Data listing
---------------

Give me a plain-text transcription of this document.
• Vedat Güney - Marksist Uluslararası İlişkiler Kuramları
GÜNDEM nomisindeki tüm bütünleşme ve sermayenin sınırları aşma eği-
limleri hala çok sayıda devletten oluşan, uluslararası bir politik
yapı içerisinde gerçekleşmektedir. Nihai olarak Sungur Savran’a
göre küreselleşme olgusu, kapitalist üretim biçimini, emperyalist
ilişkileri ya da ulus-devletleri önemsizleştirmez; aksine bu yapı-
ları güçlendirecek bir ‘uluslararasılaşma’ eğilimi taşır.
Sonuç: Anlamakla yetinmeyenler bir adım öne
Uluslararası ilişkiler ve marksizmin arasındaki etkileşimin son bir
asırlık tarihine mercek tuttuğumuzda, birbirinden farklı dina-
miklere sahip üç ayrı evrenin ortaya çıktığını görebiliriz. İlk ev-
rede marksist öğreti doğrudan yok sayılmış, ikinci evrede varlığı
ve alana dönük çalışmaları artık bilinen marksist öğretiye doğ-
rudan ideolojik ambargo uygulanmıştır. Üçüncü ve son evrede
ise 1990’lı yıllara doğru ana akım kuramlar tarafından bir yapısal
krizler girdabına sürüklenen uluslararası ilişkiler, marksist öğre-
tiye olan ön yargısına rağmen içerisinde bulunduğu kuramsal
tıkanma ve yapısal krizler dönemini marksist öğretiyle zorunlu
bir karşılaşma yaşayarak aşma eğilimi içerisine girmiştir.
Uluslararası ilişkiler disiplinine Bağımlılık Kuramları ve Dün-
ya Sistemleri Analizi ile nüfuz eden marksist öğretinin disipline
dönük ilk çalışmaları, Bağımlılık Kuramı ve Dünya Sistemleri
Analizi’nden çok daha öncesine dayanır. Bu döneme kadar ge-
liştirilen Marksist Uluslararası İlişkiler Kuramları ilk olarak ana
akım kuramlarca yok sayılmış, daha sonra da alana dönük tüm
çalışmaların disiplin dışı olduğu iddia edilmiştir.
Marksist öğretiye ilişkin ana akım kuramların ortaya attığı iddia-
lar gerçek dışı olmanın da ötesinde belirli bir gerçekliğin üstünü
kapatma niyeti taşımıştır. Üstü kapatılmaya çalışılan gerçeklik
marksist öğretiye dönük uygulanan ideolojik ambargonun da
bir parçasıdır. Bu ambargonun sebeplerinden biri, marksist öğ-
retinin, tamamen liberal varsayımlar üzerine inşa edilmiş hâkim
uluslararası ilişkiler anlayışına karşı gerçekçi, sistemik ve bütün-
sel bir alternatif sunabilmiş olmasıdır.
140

---------------

Your objective:
Your task is to give the records above again, exactly.

Answer below:
Give me a plain-text transcription of this document.
• Vedat Güney - Marksist Uluslararası İlişkiler Kuramları
GÜNDEM nomisindeki tüm bütünleşme ve sermayenin sınırları aşma eği-
limleri hala çok sayıda devletten oluşan, uluslararası bir politik
yapı içerisinde gerçekleşmektedir. Nihai olarak Sungur Savran’a
göre küreselleşme olgusu, kapitalist üretim biçimini, emperyalist
ilişkileri ya da ulus-devletleri önemsizleştirmez; aksine bu yapı-
ları güçlendirecek bir ‘uluslararasılaşma’ eğilimi taşır.
Sonuç: Anlamakla yetinmeyenler bir adım öne
Uluslararası ilişkiler ve marksizmin arasındaki etkileşimin son bir
asırlık tarihine mercek tuttuğumuzda, birbirinden farklı dina-
miklere sahip üç ayrı evrenin ortaya çıktığını görebiliriz. İlk ev-
rede marksist öğreti doğrudan yok sayılmış, ikinci evrede varlığı
ve alana dönük çalışmaları artık bilinen marksist öğretiye doğ-
rudan ideolojik ambargo uygulanmıştır. Üçüncü ve son evrede
ise 1990’lı yıllara doğru ana akım kuramlar tarafından bir yapısal
krizler girdabına sürüklenen uluslararası ilişkiler, marksist öğre-
tiye olan ön yargısına rağmen içerisinde bulunduğu kuramsal
tıkanma ve yapısal krizler dönemini marksist öğretiyle zorunlu
bir karşılaşma yaşayarak aşma eğilimi içerisine girmiştir.
Uluslararası ilişkiler disiplinine Bağımlılık Kuramları ve Dün-
ya Sistemleri Analizi ile nüfuz eden marksist öğretinin disipline
dönük ilk çalışmaları, Bağımlılık Kuramı ve Dünya Sistemleri
Analizi’nden çok daha öncesine dayanır. Bu döneme kadar ge-
liştirilen Marksist Uluslararası İlişkiler Kuramları ilk olarak ana
akım kuramlarca yok sayılmış, daha sonra da alana dönük tüm
çalışmaların disiplin dışı olduğu iddia edilmiştir.
Marksist öğretiye ilişkin ana akım kuramların ortaya attığı iddia-
lar gerçek dışı olmanın da ötesinde belirli bir gerçekliğin üstünü
kapatma niyeti taşımıştır. Üstü kapatılmaya çalışılan gerçeklik
marksist öğretiye dönük uygulanan ideolojik ambargonun da
bir parçasıdır. Bu ambargonun sebeplerinden biri, marksist öğ-
retinin, tamamen liberal varsayımlar üzerine inşa edilmiş hâkim
uluslararası ilişkiler anlayışına karşı gerçekçi, sistemik ve bütün-
sel bir alternatif sunabilmiş olmasıdır.
140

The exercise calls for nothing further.